Each line in the entries below that holds the string "screenshot" is to be listed.

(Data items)
········

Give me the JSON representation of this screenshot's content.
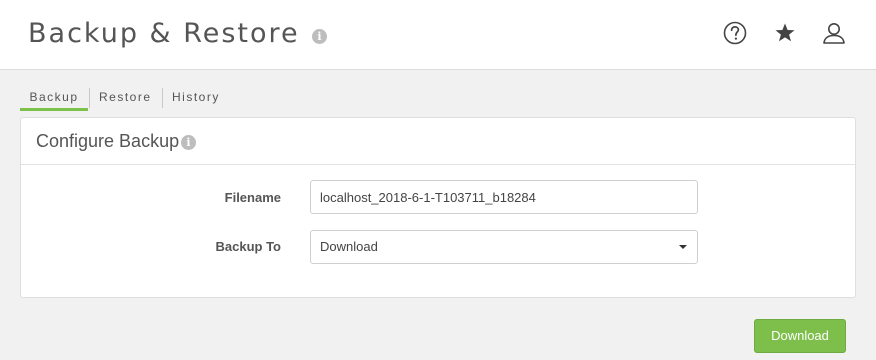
{
  "header": {
    "title": "Backup & Restore",
    "info_icon": "info-circle-icon",
    "actions": [
      {
        "name": "help",
        "icon": "question-circle-icon"
      },
      {
        "name": "favorite",
        "icon": "star-icon"
      },
      {
        "name": "user",
        "icon": "user-icon"
      }
    ]
  },
  "tabs": [
    {
      "label": "Backup",
      "active": true
    },
    {
      "label": "Restore",
      "active": false
    },
    {
      "label": "History",
      "active": false
    }
  ],
  "panel": {
    "title": "Configure Backup",
    "fields": {
      "filename": {
        "label": "Filename",
        "value": "localhost_2018-6-1-T103711_b18284"
      },
      "backup_to": {
        "label": "Backup To",
        "value": "Download"
      }
    }
  },
  "actions": {
    "download_label": "Download"
  },
  "colors": {
    "accent": "#7cc24a",
    "button": "#7dbf4a",
    "background": "#f1f1f1"
  }
}
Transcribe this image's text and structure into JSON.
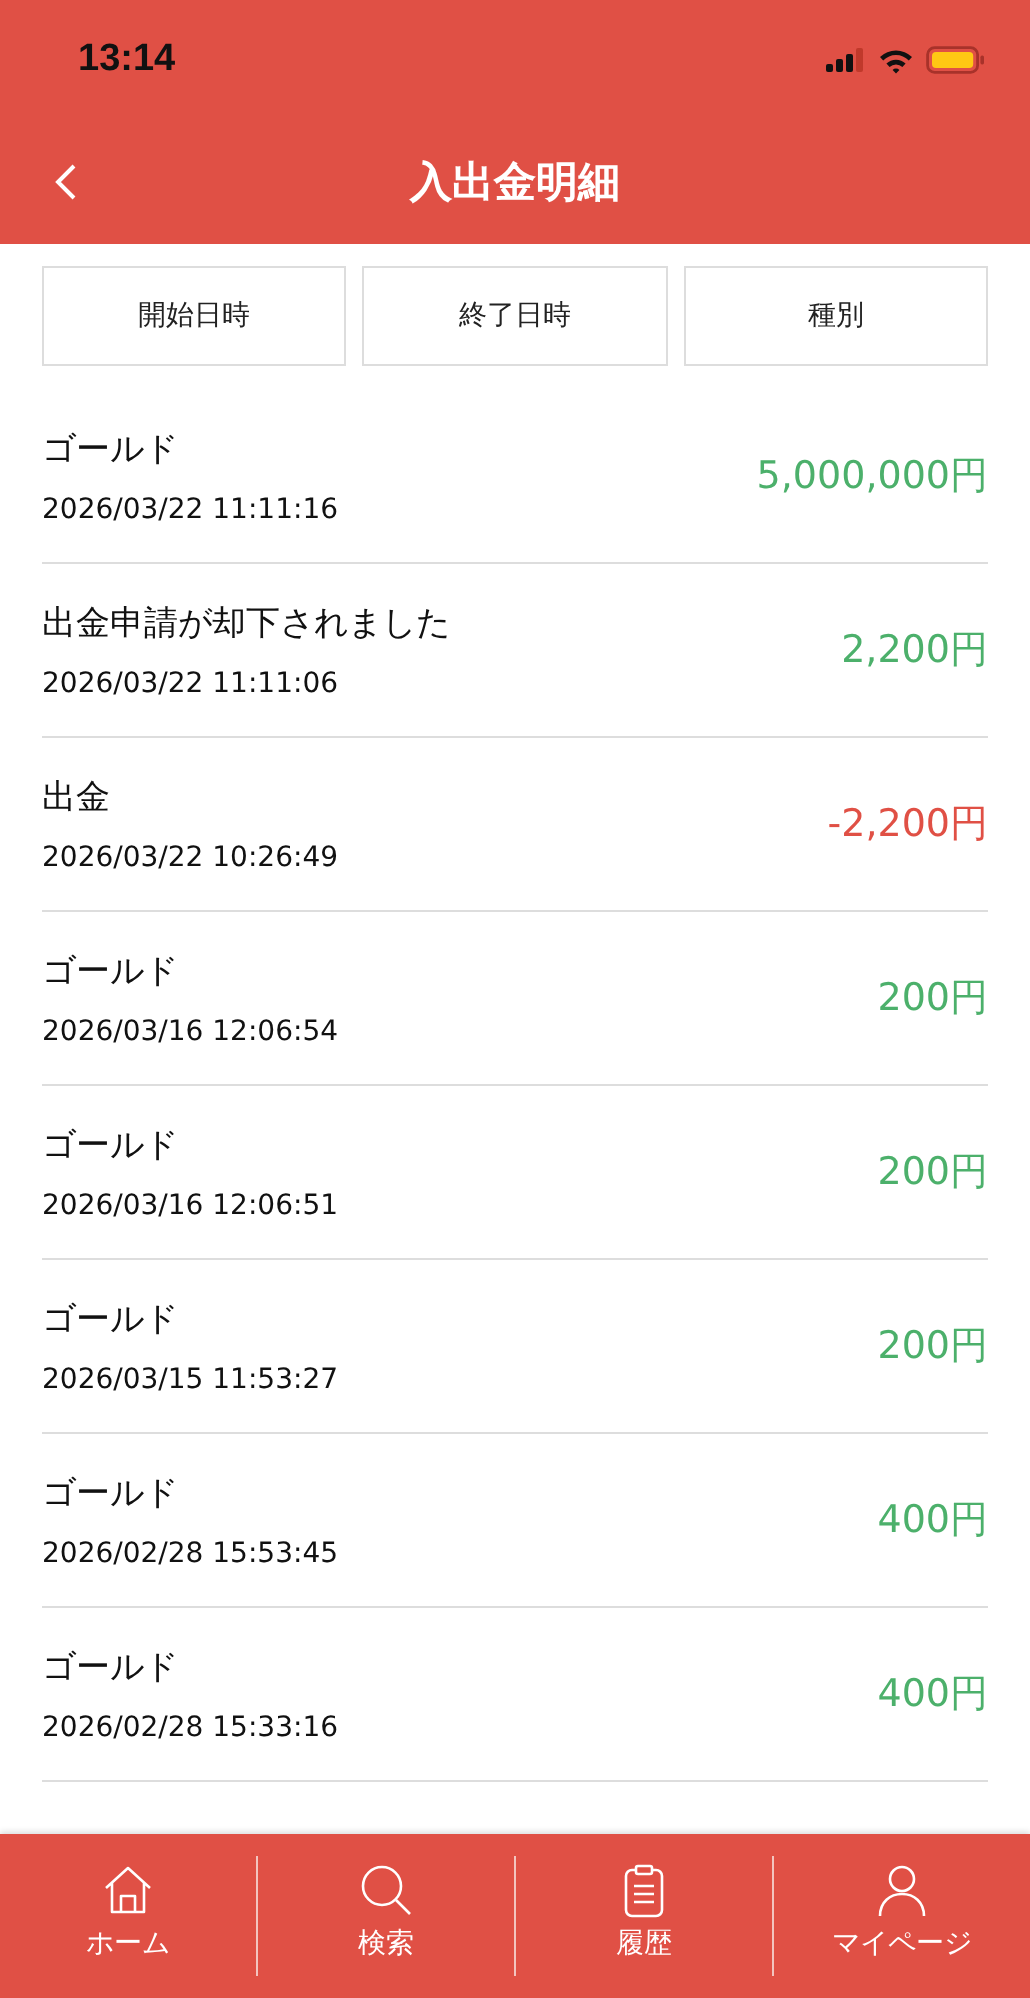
{
  "status_bar": {
    "time": "13:14"
  },
  "header": {
    "title": "入出金明細"
  },
  "filters": [
    {
      "label": "開始日時"
    },
    {
      "label": "終了日時"
    },
    {
      "label": "種別"
    }
  ],
  "transactions": [
    {
      "title": "ゴールド",
      "datetime": "2026/03/22 11:11:16",
      "amount": "5,000,000円",
      "kind": "in"
    },
    {
      "title": "出金申請が却下されました",
      "datetime": "2026/03/22 11:11:06",
      "amount": "2,200円",
      "kind": "in"
    },
    {
      "title": "出金",
      "datetime": "2026/03/22 10:26:49",
      "amount": "-2,200円",
      "kind": "out"
    },
    {
      "title": "ゴールド",
      "datetime": "2026/03/16 12:06:54",
      "amount": "200円",
      "kind": "in"
    },
    {
      "title": "ゴールド",
      "datetime": "2026/03/16 12:06:51",
      "amount": "200円",
      "kind": "in"
    },
    {
      "title": "ゴールド",
      "datetime": "2026/03/15 11:53:27",
      "amount": "200円",
      "kind": "in"
    },
    {
      "title": "ゴールド",
      "datetime": "2026/02/28 15:53:45",
      "amount": "400円",
      "kind": "in"
    },
    {
      "title": "ゴールド",
      "datetime": "2026/02/28 15:33:16",
      "amount": "400円",
      "kind": "in"
    }
  ],
  "tab_bar": [
    {
      "label": "ホーム",
      "kind": "home"
    },
    {
      "label": "検索",
      "kind": "search"
    },
    {
      "label": "履歴",
      "kind": "history"
    },
    {
      "label": "マイページ",
      "kind": "account"
    }
  ]
}
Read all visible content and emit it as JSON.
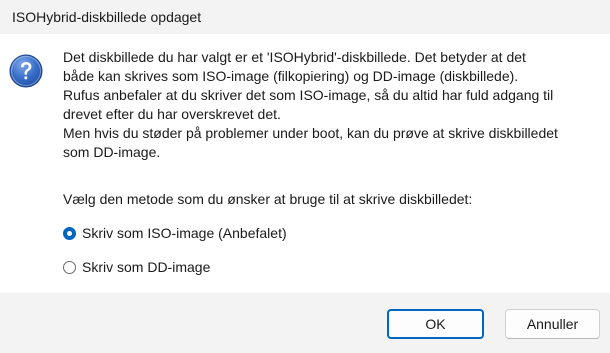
{
  "window": {
    "title": "ISOHybrid-diskbillede opdaget"
  },
  "dialog": {
    "icon": "question-icon",
    "message_lines": [
      "Det diskbillede du har valgt er et 'ISOHybrid'-diskbillede. Det betyder at det",
      "både kan skrives som ISO-image (filkopiering) og DD-image (diskbillede).",
      "Rufus anbefaler at du skriver det som ISO-image, så du altid har fuld adgang til",
      "drevet efter du har overskrevet det.",
      "Men hvis du støder på problemer under boot, kan du prøve at skrive diskbilledet",
      "som DD-image."
    ],
    "prompt": "Vælg den metode som du ønsker at bruge til at skrive diskbilledet:",
    "options": [
      {
        "label": "Skriv som ISO-image (Anbefalet)",
        "selected": true
      },
      {
        "label": "Skriv som DD-image",
        "selected": false
      }
    ]
  },
  "buttons": {
    "ok_label": "OK",
    "cancel_label": "Annuller"
  },
  "colors": {
    "accent": "#0067c0",
    "titlebar_bg": "#f3f3f3",
    "footer_bg": "#f3f3f3",
    "content_bg": "#ffffff",
    "icon_gradient_top": "#4f86d9",
    "icon_gradient_bottom": "#1f4ea6"
  }
}
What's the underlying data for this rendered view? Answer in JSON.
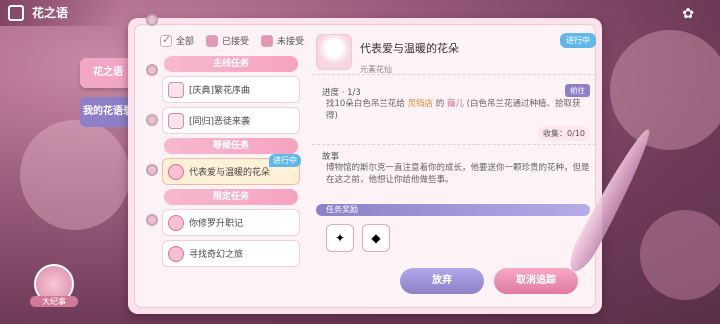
{
  "app": {
    "title": "花之语"
  },
  "side_tabs": {
    "active": "花之语",
    "inactive": "我的花语录"
  },
  "filters": [
    {
      "label": "全部",
      "state": "checked"
    },
    {
      "label": "已接受",
      "state": "filled"
    },
    {
      "label": "未接受",
      "state": "filled"
    }
  ],
  "sections": {
    "main": "主线任务",
    "wait": "等候任务",
    "limited": "限定任务"
  },
  "main_items": [
    {
      "label": "[庆典]繁花序曲"
    },
    {
      "label": "[同归]恶徒来袭"
    }
  ],
  "wait_items": [
    {
      "label": "代表爱与温暖的花朵",
      "badge": "进行中"
    }
  ],
  "limited_items": [
    {
      "label": "你修罗升职记"
    },
    {
      "label": "寻找奇幻之旅"
    }
  ],
  "detail": {
    "title": "代表爱与温暖的花朵",
    "subtitle": "元素花仙",
    "status": "进行中",
    "progress_label": "进度 · 1/3",
    "goto": "前往",
    "progress_text_a": "找10朵白色吊兰花给 ",
    "progress_place": "灵铛店",
    "progress_text_b": " 的 ",
    "progress_npc": "薇儿",
    "progress_text_c": " (白色吊兰花通过种植、拾取获得)",
    "collect": "收集：0/10",
    "story_label": "故事",
    "story_text": "博物馆的斯尔克一直注意着你的成长，他要送你一颗珍贵的花种，但是在这之前，他想让你给他做些事。",
    "reward_label": "任务奖励",
    "rewards": [
      "wand-icon",
      "gift-box-icon"
    ],
    "btn_abandon": "放弃",
    "btn_cancel": "取消追踪"
  },
  "chronicle": "大纪事"
}
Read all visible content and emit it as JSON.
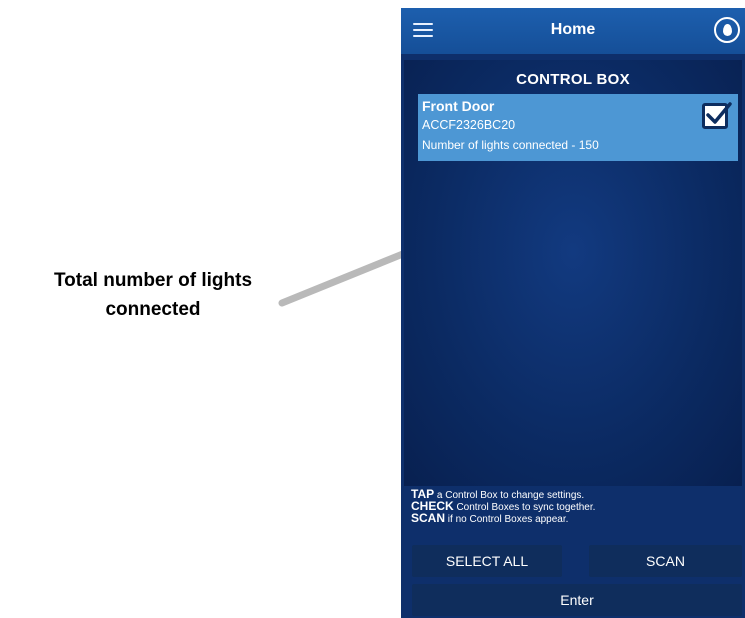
{
  "annotation": {
    "line1": "Total number of lights",
    "line2": "connected"
  },
  "header": {
    "title": "Home",
    "menu_icon": "hamburger-menu-icon",
    "right_icon": "drop-icon"
  },
  "section": {
    "title": "CONTROL BOX"
  },
  "control_boxes": [
    {
      "name": "Front Door",
      "id": "ACCF2326BC20",
      "lights": "Number of lights connected - 150",
      "checked": true
    }
  ],
  "instructions": [
    {
      "keyword": "TAP",
      "text": "a Control Box to change settings."
    },
    {
      "keyword": "CHECK",
      "text": "Control Boxes to sync together."
    },
    {
      "keyword": "SCAN",
      "text": "if no Control Boxes appear."
    }
  ],
  "buttons": {
    "select_all": "SELECT ALL",
    "scan": "SCAN",
    "enter": "Enter"
  },
  "colors": {
    "header": "#1d5fae",
    "background": "#0e2f6b",
    "card": "#4d97d4",
    "button": "#0f2d5c"
  }
}
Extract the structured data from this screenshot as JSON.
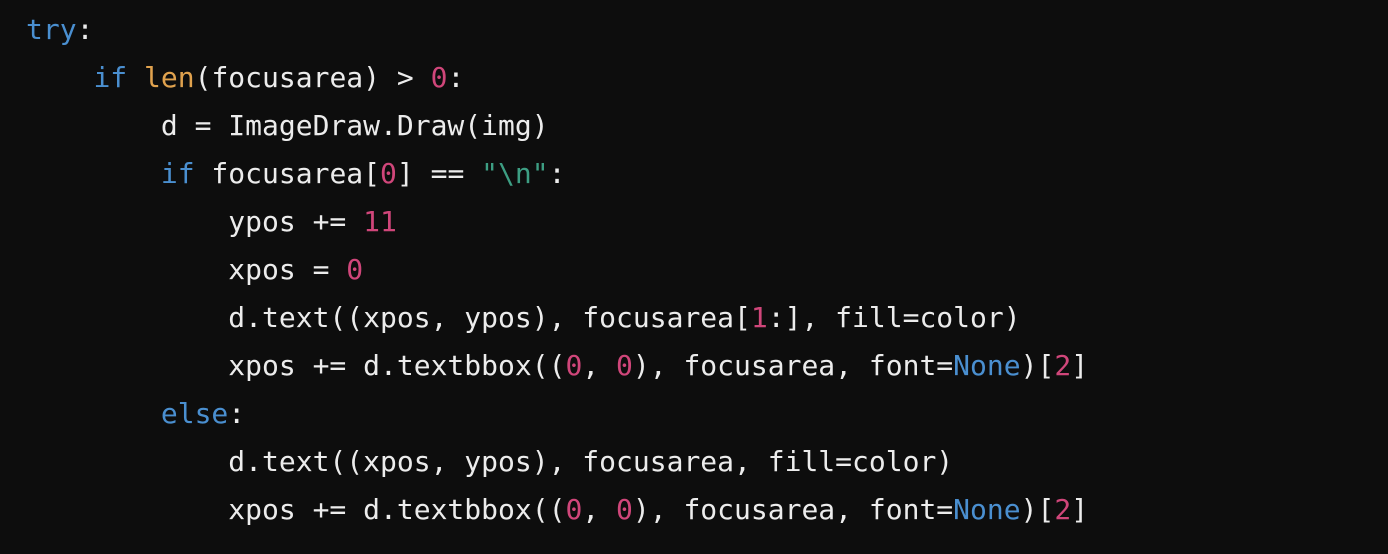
{
  "code": {
    "language": "python",
    "colors": {
      "background": "#0d0d0d",
      "plain": "#ececec",
      "keyword": "#4a8fd0",
      "builtin": "#e0a24e",
      "number": "#d0467a",
      "string": "#3d9e83"
    },
    "lines": [
      {
        "tokens": [
          {
            "t": "try",
            "c": "keyword"
          },
          {
            "t": ":",
            "c": "plain"
          }
        ]
      },
      {
        "tokens": [
          {
            "t": "    ",
            "c": "plain"
          },
          {
            "t": "if",
            "c": "keyword"
          },
          {
            "t": " ",
            "c": "plain"
          },
          {
            "t": "len",
            "c": "builtin"
          },
          {
            "t": "(focusarea) > ",
            "c": "plain"
          },
          {
            "t": "0",
            "c": "number"
          },
          {
            "t": ":",
            "c": "plain"
          }
        ]
      },
      {
        "tokens": [
          {
            "t": "        d = ImageDraw.Draw(img)",
            "c": "plain"
          }
        ]
      },
      {
        "tokens": [
          {
            "t": "        ",
            "c": "plain"
          },
          {
            "t": "if",
            "c": "keyword"
          },
          {
            "t": " focusarea[",
            "c": "plain"
          },
          {
            "t": "0",
            "c": "number"
          },
          {
            "t": "] == ",
            "c": "plain"
          },
          {
            "t": "\"\\n\"",
            "c": "string"
          },
          {
            "t": ":",
            "c": "plain"
          }
        ]
      },
      {
        "tokens": [
          {
            "t": "            ypos += ",
            "c": "plain"
          },
          {
            "t": "11",
            "c": "number"
          }
        ]
      },
      {
        "tokens": [
          {
            "t": "            xpos = ",
            "c": "plain"
          },
          {
            "t": "0",
            "c": "number"
          }
        ]
      },
      {
        "tokens": [
          {
            "t": "            d.text((xpos, ypos), focusarea[",
            "c": "plain"
          },
          {
            "t": "1",
            "c": "number"
          },
          {
            "t": ":], fill=color)",
            "c": "plain"
          }
        ]
      },
      {
        "tokens": [
          {
            "t": "            xpos += d.textbbox((",
            "c": "plain"
          },
          {
            "t": "0",
            "c": "number"
          },
          {
            "t": ", ",
            "c": "plain"
          },
          {
            "t": "0",
            "c": "number"
          },
          {
            "t": "), focusarea, font=",
            "c": "plain"
          },
          {
            "t": "None",
            "c": "keyword"
          },
          {
            "t": ")[",
            "c": "plain"
          },
          {
            "t": "2",
            "c": "number"
          },
          {
            "t": "]",
            "c": "plain"
          }
        ]
      },
      {
        "tokens": [
          {
            "t": "        ",
            "c": "plain"
          },
          {
            "t": "else",
            "c": "keyword"
          },
          {
            "t": ":",
            "c": "plain"
          }
        ]
      },
      {
        "tokens": [
          {
            "t": "            d.text((xpos, ypos), focusarea, fill=color)",
            "c": "plain"
          }
        ]
      },
      {
        "tokens": [
          {
            "t": "            xpos += d.textbbox((",
            "c": "plain"
          },
          {
            "t": "0",
            "c": "number"
          },
          {
            "t": ", ",
            "c": "plain"
          },
          {
            "t": "0",
            "c": "number"
          },
          {
            "t": "), focusarea, font=",
            "c": "plain"
          },
          {
            "t": "None",
            "c": "keyword"
          },
          {
            "t": ")[",
            "c": "plain"
          },
          {
            "t": "2",
            "c": "number"
          },
          {
            "t": "]",
            "c": "plain"
          }
        ]
      }
    ]
  }
}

········

• _Output of the exercise_
Give me the JSON representation of this screenshot's content.
Extract the structured data from this screenshot as JSON.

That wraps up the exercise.